- **Exercise instructions**:
1) How would you translate this sentence from the forensics course page into Spanish: "The key is preserving the sanctity of the evidence so the artifact can be submitted."
2) Which labs does the forensics course page say the course includes? List every one.
*** Opening of Given text ***
Introductory File Systems Forensics
*(ISC)² Members/Associates can access this course for free by logging in above and clicking the 'My Courses' menu item.
Every device has a type of file system to store its data, so you'll get the vast majority of forensically relevant information about a cybercrime from device collection and analysis. This Hands-On Lab course will introduce you to the process of imaging and forensically analyzing disks, including finding artifacts such as deleted files. While the techniques here, traditionally apply to law enforcement forensics cases, they are equally useful for the discovery of potential wrongdoing, internal enterprise compliance checks, recovery of accidentally deleted data, and digital archive preservation. The key is preserving the sanctity of the evidence so the artifact can be submitted. By the end of this course, you will possess a deeper understanding of how to extract evidence from a hard drive.
This course includes the following five (5) labs: 1) Create a Forensic Disk Image 2) Perform Basic Analysis Using the Sleuth Kit 3) Explore a Forensics Image with Autopsy 4) Recover Deleted Images and Videos 5) Generate an Autopsy Report
Audience or Who Should Take This Course
Experienced cyber, information, software and infrastructure security professionals who better want to understand the process of imaging and forensically analyzing disks, including finding artifacts such as deleted files.
Familiarity with security concepts.
How This Course Works
Lab content within this course take place within a Windows 10 64bit virtual machine. Before each lab topic, you will be asked to watch an instructional video that will guide you through the content and review the necessary background information to complete the lab assignment. There is no time restriction, but this lab will take approximately two hours to complete. The exercises are intended to be completed in sequential order, and all elements within the lab are required to complete the course.
At the end of the course, you will be asked to take a final assessment. Please note that you must score 70% or higher on the final assessment and complete the course evaluation prior to receiving a certificate of completion and earning (2) continuing professional education (CPE) credits.
Please make sure at the end of the course that you download and retain the certificate of completion as proof of credits earned. CPEs earned for this course may be eligible for continuing professional education credits for non-(ISC)² certifications. Please visit the continuing education requirements established by the credentialing organization for eligibility.
*** Close of Given text ***
*** Opening of Extracted records ***
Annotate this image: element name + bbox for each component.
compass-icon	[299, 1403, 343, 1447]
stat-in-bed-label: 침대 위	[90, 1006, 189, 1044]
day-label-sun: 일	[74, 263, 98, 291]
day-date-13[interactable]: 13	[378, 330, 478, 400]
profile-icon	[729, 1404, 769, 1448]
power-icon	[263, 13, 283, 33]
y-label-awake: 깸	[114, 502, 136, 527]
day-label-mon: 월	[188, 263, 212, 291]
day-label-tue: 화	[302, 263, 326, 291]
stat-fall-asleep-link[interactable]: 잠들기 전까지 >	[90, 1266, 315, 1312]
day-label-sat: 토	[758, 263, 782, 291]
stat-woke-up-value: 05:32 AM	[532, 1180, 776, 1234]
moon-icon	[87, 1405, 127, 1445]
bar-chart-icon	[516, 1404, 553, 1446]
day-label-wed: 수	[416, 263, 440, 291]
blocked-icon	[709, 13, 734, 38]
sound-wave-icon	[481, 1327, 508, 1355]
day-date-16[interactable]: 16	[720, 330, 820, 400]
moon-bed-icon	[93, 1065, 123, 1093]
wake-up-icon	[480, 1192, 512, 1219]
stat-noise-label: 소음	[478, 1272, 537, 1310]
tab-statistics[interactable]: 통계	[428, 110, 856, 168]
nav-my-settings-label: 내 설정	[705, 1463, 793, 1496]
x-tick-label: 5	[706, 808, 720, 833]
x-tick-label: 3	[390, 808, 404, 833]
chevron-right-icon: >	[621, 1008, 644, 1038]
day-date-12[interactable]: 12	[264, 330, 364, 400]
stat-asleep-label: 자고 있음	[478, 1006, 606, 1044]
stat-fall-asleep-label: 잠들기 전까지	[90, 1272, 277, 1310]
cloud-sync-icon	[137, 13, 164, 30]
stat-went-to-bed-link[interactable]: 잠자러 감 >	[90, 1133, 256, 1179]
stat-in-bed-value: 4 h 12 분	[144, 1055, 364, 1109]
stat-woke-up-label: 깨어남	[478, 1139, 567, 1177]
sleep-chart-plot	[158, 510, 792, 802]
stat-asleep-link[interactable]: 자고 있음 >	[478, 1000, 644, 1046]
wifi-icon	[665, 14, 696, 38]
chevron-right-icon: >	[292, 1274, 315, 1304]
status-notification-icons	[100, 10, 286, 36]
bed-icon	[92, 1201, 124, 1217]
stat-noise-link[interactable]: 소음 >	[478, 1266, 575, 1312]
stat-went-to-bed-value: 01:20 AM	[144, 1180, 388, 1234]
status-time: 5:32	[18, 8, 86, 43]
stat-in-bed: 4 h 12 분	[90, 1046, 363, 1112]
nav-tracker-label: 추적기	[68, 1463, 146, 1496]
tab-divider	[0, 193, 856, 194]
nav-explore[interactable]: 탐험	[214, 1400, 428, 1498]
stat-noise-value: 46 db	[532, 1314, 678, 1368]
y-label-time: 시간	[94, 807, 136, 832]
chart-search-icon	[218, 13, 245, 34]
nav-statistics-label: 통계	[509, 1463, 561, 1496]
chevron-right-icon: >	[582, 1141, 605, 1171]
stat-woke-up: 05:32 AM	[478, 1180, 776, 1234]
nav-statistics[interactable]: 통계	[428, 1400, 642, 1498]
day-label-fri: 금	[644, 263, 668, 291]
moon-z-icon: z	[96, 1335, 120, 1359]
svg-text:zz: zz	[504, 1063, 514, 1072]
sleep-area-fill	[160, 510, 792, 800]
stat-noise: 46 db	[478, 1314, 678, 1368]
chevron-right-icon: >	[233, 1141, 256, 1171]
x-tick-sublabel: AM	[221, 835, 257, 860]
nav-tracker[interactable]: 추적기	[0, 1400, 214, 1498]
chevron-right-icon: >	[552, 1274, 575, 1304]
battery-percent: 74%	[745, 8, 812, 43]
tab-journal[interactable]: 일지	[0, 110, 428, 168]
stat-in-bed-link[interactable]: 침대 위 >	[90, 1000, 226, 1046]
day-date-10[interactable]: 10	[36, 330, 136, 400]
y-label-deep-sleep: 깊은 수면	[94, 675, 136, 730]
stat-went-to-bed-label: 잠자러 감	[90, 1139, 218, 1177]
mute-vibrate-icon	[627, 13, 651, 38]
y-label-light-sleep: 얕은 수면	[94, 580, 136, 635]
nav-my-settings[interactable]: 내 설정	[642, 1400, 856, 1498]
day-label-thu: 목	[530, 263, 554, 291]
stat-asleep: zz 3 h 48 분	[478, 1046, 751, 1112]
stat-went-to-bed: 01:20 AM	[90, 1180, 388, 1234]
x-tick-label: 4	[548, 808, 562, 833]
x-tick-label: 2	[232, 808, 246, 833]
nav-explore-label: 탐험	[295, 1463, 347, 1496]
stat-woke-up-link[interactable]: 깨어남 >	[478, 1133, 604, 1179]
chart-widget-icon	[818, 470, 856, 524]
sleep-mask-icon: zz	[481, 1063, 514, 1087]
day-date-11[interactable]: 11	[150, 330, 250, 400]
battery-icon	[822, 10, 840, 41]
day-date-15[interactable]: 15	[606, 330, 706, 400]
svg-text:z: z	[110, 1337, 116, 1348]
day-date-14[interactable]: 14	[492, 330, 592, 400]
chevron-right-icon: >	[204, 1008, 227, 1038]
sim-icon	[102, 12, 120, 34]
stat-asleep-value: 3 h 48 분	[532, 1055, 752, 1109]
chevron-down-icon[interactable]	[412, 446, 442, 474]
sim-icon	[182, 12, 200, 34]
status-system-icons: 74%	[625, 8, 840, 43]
*** Close of Extracted records ***
- **Solutions per task**:
1) La clave es preservar la inviolabilidad de las pruebas para que el artefacto pueda presentarse.

2)
1. Create a Forensic Disk Image
2. Perform Basic Analysis Using the Sleuth Kit
3. Explore a Forensics Image with Autopsy
4. Recover Deleted Images and Videos
5. Generate an Autopsy Report